Data records
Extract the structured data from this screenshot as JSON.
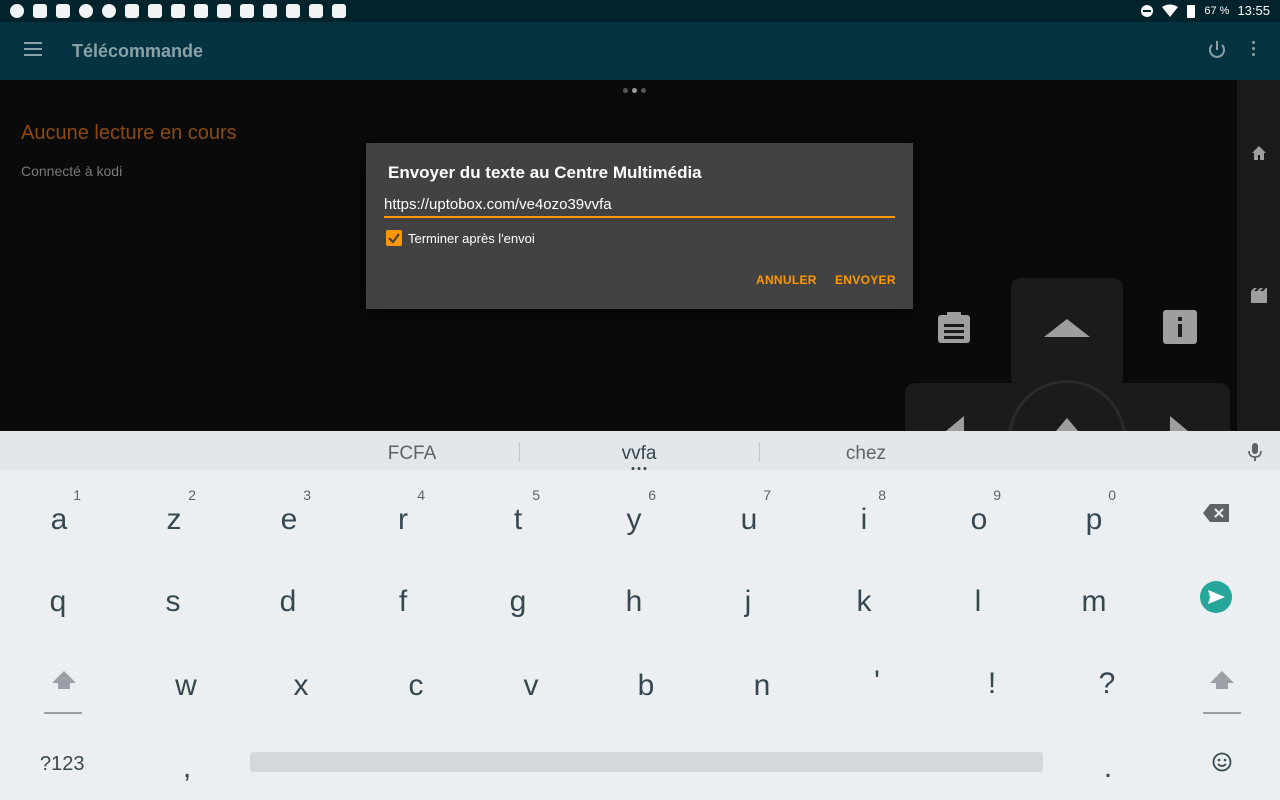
{
  "status_bar": {
    "battery": "67 %",
    "time": "13:55",
    "icons": [
      "chrome-icon",
      "notification-icon",
      "tv-icon",
      "cloud-icon",
      "target-icon",
      "usb-icon",
      "keyboard-icon",
      "image-icon",
      "check-icon",
      "youtube-icon",
      "youtube-icon",
      "youtube-icon",
      "instagram-icon",
      "square-icon",
      "play-store-icon"
    ]
  },
  "toolbar": {
    "title": "Télécommande",
    "menu_icon": "hamburger-icon",
    "power_icon": "power-icon",
    "overflow_icon": "more-vert-icon"
  },
  "main": {
    "now_playing": "Aucune lecture en cours",
    "connection": "Connecté à kodi"
  },
  "dialog": {
    "title": "Envoyer du texte au Centre Multimédia",
    "input_value": "https://uptobox.com/ve4ozo39vvfa",
    "checkbox_label": "Terminer après l'envoi",
    "checkbox_checked": true,
    "cancel": "ANNULER",
    "send": "ENVOYER"
  },
  "keyboard": {
    "suggestions": [
      "FCFA",
      "vvfa",
      "chez"
    ],
    "row1": [
      {
        "ch": "a",
        "num": "1"
      },
      {
        "ch": "z",
        "num": "2"
      },
      {
        "ch": "e",
        "num": "3"
      },
      {
        "ch": "r",
        "num": "4"
      },
      {
        "ch": "t",
        "num": "5"
      },
      {
        "ch": "y",
        "num": "6"
      },
      {
        "ch": "u",
        "num": "7"
      },
      {
        "ch": "i",
        "num": "8"
      },
      {
        "ch": "o",
        "num": "9"
      },
      {
        "ch": "p",
        "num": "0"
      }
    ],
    "row2": [
      "q",
      "s",
      "d",
      "f",
      "g",
      "h",
      "j",
      "k",
      "l",
      "m"
    ],
    "row3": [
      "w",
      "x",
      "c",
      "v",
      "b",
      "n",
      "'",
      "!",
      "?"
    ],
    "row4": {
      "symbols": "?123",
      "comma": ",",
      "period": "."
    }
  },
  "colors": {
    "accent": "#ff9800",
    "toolbar": "#053341",
    "status_bar": "#02232b",
    "dialog": "#424242",
    "send_key": "#26a69a"
  }
}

→ AIM: Please transcribe the material above exactly as written. Leave the pictures out.

→ CORRECT ANSWER:
Extract the structured data from this screenshot as JSON.
{
  "status_bar": {
    "battery": "67 %",
    "time": "13:55",
    "icons": [
      "chrome-icon",
      "notification-icon",
      "tv-icon",
      "cloud-icon",
      "target-icon",
      "usb-icon",
      "keyboard-icon",
      "image-icon",
      "check-icon",
      "youtube-icon",
      "youtube-icon",
      "youtube-icon",
      "instagram-icon",
      "square-icon",
      "play-store-icon"
    ]
  },
  "toolbar": {
    "title": "Télécommande",
    "menu_icon": "hamburger-icon",
    "power_icon": "power-icon",
    "overflow_icon": "more-vert-icon"
  },
  "main": {
    "now_playing": "Aucune lecture en cours",
    "connection": "Connecté à kodi"
  },
  "dialog": {
    "title": "Envoyer du texte au Centre Multimédia",
    "input_value": "https://uptobox.com/ve4ozo39vvfa",
    "checkbox_label": "Terminer après l'envoi",
    "checkbox_checked": true,
    "cancel": "ANNULER",
    "send": "ENVOYER"
  },
  "keyboard": {
    "suggestions": [
      "FCFA",
      "vvfa",
      "chez"
    ],
    "row1": [
      {
        "ch": "a",
        "num": "1"
      },
      {
        "ch": "z",
        "num": "2"
      },
      {
        "ch": "e",
        "num": "3"
      },
      {
        "ch": "r",
        "num": "4"
      },
      {
        "ch": "t",
        "num": "5"
      },
      {
        "ch": "y",
        "num": "6"
      },
      {
        "ch": "u",
        "num": "7"
      },
      {
        "ch": "i",
        "num": "8"
      },
      {
        "ch": "o",
        "num": "9"
      },
      {
        "ch": "p",
        "num": "0"
      }
    ],
    "row2": [
      "q",
      "s",
      "d",
      "f",
      "g",
      "h",
      "j",
      "k",
      "l",
      "m"
    ],
    "row3": [
      "w",
      "x",
      "c",
      "v",
      "b",
      "n",
      "'",
      "!",
      "?"
    ],
    "row4": {
      "symbols": "?123",
      "comma": ",",
      "period": "."
    }
  },
  "colors": {
    "accent": "#ff9800",
    "toolbar": "#053341",
    "status_bar": "#02232b",
    "dialog": "#424242",
    "send_key": "#26a69a"
  }
}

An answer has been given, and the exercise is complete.